Exercise inputs:
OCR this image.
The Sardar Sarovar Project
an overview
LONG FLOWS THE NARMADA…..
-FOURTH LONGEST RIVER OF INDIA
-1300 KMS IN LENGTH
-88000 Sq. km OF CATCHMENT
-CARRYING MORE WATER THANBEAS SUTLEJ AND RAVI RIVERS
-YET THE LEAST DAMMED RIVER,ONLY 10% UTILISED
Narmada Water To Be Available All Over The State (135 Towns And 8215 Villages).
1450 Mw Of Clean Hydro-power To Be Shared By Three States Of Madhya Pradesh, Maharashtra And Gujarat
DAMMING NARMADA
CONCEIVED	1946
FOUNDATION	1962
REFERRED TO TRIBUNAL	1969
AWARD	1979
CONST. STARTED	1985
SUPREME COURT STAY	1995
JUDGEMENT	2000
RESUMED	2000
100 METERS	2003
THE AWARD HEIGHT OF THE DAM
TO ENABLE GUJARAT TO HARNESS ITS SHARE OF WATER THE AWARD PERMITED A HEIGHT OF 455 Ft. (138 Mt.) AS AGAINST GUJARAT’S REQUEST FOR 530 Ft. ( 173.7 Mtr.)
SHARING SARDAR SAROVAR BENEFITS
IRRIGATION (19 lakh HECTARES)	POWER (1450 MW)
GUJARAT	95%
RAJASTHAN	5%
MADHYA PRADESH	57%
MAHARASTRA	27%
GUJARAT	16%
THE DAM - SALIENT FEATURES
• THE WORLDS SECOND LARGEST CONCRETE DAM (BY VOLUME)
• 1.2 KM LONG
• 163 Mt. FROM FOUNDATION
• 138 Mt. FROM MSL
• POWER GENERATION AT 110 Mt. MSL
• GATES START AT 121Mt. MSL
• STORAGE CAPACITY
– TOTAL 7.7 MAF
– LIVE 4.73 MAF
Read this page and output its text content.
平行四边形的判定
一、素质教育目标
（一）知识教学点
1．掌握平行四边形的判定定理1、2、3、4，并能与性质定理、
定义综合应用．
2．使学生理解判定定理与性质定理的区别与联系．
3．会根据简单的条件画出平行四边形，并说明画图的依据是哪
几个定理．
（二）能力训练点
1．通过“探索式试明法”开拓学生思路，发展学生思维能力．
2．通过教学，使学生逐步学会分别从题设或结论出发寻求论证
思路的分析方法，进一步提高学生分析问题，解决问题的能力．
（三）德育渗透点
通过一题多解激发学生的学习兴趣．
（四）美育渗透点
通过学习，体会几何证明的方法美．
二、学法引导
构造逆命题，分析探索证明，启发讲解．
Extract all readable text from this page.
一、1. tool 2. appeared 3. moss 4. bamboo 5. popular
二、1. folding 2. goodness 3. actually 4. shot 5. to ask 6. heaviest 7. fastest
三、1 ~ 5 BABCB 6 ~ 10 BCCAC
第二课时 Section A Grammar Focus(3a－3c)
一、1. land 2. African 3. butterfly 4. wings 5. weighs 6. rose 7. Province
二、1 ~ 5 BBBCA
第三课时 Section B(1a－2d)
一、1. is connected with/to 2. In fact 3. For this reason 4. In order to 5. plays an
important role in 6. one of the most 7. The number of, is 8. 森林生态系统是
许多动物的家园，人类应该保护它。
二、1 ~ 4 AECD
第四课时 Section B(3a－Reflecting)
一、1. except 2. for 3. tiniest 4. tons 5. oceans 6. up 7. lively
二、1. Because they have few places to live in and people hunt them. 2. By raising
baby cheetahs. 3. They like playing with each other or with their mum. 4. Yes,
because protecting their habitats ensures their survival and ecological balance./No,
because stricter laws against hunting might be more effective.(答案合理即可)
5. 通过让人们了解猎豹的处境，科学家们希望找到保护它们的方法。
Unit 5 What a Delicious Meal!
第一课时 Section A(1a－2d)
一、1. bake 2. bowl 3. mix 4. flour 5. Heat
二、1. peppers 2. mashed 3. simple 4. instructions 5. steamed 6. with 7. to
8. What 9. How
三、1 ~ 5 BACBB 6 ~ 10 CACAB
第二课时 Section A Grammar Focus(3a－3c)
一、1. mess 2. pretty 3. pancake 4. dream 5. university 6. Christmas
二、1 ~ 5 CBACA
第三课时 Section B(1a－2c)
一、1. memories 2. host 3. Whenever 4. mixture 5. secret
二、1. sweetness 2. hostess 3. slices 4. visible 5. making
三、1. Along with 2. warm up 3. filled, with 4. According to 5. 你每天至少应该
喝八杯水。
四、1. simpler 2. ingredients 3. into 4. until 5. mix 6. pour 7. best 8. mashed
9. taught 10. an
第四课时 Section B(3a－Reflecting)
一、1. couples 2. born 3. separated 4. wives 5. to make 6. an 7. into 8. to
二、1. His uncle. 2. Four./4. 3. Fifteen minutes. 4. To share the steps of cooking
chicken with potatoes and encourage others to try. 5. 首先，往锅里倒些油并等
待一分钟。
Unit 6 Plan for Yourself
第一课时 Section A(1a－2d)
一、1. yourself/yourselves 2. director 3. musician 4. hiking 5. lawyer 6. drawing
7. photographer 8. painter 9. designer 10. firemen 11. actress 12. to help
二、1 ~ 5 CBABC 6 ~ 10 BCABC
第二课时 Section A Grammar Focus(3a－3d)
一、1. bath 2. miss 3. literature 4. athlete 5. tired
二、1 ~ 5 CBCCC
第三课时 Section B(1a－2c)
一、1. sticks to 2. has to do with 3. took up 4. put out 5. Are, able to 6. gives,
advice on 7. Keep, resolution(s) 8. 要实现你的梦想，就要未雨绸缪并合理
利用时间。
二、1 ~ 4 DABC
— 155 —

What to produce: Identify the lines of the entries containing the string "page". Copy each such line.

Task solution:
Read this page and output its text content.
Extract all readable text from this page.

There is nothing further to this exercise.